Filter the lines below, copying only those with the string "this".

## start

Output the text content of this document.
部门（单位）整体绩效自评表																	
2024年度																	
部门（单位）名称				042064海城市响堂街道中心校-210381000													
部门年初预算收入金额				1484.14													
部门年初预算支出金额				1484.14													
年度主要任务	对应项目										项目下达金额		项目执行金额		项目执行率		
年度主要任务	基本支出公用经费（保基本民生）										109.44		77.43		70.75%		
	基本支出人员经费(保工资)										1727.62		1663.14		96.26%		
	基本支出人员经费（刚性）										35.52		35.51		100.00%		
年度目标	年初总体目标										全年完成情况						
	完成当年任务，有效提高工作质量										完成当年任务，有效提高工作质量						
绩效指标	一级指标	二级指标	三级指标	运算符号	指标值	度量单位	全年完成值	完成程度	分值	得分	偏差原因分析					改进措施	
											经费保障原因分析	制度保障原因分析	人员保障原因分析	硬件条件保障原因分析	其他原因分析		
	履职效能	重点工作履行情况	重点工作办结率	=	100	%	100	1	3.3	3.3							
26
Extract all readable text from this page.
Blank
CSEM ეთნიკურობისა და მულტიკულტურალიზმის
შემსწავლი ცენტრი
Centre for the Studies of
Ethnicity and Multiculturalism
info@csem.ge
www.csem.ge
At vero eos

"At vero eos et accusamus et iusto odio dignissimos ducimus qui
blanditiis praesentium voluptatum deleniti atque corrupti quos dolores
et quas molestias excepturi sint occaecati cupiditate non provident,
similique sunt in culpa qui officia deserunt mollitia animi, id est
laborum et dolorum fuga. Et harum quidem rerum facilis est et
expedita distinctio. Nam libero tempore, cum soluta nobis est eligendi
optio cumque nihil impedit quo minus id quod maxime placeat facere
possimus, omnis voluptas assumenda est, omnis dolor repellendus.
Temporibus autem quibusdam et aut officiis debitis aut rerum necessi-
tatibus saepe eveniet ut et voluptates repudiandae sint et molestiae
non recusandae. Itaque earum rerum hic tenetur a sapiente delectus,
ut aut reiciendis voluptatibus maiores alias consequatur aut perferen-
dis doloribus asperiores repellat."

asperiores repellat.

## end

▸ **WRITTEN SOLUTION**
Output the text content of this document.
Extract all readable text from this page.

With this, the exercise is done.